_Task statement_. Scan the data for "denen" and copy the lines it appears in.

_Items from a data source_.
────────────────────
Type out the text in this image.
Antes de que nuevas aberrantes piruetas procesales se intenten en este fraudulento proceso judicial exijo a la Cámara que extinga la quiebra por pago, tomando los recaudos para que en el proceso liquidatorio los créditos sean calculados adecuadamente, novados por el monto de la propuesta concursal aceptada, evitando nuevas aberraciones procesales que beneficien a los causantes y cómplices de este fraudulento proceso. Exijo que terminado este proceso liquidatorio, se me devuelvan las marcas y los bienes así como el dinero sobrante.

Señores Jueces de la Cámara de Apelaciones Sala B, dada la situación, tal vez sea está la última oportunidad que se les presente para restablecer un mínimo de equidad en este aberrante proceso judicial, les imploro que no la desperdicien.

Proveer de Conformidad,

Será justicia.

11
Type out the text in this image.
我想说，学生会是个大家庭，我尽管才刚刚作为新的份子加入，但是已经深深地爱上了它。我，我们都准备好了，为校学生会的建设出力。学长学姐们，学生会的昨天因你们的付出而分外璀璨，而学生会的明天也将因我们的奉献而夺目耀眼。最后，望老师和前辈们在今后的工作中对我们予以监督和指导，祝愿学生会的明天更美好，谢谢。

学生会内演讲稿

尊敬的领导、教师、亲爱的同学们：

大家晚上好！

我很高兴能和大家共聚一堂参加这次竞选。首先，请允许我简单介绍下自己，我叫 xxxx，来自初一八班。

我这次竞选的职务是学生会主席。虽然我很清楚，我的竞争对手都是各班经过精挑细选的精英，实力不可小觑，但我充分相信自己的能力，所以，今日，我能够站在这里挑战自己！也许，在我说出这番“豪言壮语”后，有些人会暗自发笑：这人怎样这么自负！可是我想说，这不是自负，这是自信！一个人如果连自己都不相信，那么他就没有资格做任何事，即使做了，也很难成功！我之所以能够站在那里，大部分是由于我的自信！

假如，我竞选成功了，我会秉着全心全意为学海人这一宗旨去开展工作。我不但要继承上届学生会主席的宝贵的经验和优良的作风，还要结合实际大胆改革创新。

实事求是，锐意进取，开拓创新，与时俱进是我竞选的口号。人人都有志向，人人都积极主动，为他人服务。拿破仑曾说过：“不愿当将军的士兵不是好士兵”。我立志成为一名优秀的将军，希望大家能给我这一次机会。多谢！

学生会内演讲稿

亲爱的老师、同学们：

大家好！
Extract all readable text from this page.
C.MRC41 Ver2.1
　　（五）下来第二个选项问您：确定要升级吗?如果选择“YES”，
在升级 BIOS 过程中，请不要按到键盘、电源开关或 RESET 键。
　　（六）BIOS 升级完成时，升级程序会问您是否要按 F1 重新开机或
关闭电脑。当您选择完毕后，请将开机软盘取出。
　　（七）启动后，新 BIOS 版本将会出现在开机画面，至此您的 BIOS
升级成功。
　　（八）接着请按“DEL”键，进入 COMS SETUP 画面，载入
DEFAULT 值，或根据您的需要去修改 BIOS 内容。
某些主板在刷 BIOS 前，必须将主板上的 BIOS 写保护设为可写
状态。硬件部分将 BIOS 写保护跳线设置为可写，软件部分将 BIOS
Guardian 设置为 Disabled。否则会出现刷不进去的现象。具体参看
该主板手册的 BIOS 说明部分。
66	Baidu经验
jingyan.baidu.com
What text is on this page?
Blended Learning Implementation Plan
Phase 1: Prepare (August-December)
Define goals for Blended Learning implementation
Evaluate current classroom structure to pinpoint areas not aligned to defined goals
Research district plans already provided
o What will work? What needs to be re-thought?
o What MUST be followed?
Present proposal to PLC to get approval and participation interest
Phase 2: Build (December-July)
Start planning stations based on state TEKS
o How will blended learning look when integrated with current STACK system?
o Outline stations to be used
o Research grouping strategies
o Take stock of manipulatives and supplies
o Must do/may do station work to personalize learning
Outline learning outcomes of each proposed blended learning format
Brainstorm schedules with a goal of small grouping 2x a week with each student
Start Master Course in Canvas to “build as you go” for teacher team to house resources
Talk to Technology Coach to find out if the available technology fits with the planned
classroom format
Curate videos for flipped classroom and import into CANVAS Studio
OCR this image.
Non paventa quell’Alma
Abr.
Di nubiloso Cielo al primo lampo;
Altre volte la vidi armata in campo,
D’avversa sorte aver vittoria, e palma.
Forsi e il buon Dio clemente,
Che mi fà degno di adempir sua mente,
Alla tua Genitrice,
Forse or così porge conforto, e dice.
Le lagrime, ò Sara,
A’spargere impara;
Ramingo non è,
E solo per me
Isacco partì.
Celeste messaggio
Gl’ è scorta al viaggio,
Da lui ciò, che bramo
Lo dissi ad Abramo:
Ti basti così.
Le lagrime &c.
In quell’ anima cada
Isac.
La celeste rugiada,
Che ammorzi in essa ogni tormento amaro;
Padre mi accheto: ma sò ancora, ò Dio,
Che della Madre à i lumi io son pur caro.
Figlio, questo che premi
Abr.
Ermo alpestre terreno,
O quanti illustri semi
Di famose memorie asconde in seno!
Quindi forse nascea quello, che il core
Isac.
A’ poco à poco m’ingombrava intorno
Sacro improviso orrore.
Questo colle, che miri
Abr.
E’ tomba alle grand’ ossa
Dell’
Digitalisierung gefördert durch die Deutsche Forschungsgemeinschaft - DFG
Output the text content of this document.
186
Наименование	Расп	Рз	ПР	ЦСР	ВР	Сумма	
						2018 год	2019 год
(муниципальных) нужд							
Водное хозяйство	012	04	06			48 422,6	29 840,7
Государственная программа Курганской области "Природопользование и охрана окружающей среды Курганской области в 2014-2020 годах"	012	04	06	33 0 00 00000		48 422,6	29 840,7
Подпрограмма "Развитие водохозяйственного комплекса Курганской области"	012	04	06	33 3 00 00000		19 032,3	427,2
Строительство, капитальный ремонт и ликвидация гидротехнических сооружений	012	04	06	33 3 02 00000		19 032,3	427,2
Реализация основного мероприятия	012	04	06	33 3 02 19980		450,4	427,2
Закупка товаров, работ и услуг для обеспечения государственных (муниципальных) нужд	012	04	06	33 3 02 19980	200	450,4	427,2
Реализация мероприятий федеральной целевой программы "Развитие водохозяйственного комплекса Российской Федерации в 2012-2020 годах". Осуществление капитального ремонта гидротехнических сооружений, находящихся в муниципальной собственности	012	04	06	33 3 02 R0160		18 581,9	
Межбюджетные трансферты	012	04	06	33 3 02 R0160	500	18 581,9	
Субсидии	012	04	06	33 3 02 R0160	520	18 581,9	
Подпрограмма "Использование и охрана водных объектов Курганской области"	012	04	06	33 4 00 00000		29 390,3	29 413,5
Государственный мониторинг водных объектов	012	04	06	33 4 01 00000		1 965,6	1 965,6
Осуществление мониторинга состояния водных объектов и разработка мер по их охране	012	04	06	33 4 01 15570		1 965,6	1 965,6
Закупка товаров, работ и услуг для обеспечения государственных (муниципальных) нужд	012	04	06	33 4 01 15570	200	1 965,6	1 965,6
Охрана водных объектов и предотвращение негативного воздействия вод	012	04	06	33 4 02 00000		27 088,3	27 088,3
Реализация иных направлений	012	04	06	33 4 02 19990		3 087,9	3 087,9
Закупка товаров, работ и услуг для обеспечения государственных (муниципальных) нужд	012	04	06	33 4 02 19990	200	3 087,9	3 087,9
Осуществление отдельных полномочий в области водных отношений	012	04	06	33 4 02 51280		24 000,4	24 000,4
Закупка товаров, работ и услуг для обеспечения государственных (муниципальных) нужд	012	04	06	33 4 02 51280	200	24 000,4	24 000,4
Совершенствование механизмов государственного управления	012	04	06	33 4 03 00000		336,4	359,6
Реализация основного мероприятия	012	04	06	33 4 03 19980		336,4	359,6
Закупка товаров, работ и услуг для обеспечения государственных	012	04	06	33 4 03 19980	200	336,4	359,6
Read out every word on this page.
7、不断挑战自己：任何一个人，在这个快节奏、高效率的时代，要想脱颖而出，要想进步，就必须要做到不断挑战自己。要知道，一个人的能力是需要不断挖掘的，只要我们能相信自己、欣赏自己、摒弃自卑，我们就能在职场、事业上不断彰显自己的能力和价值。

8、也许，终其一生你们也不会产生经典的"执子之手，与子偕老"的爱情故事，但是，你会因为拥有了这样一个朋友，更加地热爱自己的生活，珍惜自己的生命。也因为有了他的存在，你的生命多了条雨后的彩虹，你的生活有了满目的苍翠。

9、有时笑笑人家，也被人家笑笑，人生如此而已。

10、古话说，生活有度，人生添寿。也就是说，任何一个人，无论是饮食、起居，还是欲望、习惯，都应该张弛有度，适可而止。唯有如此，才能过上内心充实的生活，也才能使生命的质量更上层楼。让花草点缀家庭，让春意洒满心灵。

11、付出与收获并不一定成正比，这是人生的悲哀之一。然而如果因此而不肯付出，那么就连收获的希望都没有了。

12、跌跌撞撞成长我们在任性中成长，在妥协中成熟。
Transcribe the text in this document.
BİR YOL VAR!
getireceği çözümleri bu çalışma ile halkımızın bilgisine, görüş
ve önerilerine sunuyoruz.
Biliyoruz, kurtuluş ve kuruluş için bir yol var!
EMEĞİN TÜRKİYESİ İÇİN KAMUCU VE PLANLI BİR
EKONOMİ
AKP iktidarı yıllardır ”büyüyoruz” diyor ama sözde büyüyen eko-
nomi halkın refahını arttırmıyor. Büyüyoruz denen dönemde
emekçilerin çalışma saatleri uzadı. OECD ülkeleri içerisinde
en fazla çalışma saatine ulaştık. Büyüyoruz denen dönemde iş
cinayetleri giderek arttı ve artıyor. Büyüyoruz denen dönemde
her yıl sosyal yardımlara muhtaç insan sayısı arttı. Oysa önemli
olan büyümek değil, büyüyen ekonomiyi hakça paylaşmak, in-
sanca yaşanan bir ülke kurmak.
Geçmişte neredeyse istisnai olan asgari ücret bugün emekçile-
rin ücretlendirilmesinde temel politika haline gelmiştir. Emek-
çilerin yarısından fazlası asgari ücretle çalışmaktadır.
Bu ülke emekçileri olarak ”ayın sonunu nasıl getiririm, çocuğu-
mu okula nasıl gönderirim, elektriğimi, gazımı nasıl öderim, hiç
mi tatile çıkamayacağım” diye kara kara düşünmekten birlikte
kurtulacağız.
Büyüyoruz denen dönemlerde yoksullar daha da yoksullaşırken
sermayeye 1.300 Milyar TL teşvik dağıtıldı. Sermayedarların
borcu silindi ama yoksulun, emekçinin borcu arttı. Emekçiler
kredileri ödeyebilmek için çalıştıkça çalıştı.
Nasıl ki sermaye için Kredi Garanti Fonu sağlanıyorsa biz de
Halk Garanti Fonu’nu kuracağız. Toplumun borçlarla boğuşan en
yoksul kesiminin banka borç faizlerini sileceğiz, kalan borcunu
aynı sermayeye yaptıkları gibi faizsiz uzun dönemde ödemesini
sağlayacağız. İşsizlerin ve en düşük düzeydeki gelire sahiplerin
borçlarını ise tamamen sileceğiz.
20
────────────────────
_Written response_.
nomi halkın refahını arttırmıyor. Büyüyoruz denen dönemde
en fazla çalışma saatine ulaştık. Büyüyoruz denen dönemde iş
cinayetleri giderek arttı ve artıyor. Büyüyoruz denen dönemde
Büyüyoruz denen dönemlerde yoksullar daha da yoksullaşırken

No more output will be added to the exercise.